▶ [Exercise brief]: Find the lines with the string "monospace" and return them.

── Recorded information

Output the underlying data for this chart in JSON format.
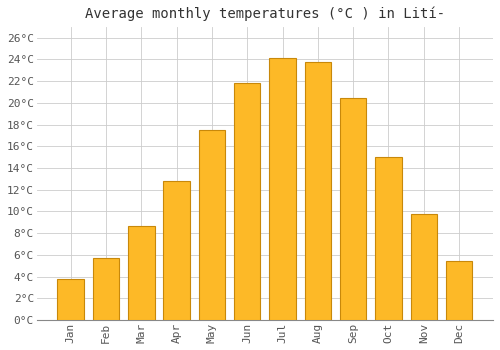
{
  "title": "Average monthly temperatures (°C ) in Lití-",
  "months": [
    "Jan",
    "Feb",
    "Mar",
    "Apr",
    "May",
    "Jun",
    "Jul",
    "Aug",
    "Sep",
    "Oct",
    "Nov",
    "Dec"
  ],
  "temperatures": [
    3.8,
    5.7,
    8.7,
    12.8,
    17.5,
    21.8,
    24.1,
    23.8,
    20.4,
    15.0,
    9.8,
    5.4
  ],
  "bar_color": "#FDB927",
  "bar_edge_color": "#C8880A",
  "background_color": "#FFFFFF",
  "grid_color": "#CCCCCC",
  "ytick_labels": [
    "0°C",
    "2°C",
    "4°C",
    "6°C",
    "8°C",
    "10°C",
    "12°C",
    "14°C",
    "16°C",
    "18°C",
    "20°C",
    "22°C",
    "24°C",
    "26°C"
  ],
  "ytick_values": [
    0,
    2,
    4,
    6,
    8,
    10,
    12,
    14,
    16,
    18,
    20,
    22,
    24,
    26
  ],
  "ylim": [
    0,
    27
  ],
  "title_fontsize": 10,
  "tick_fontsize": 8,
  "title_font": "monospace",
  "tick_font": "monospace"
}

────

▶ [Output]:
  "title_font": "monospace",
  "tick_font": "monospace"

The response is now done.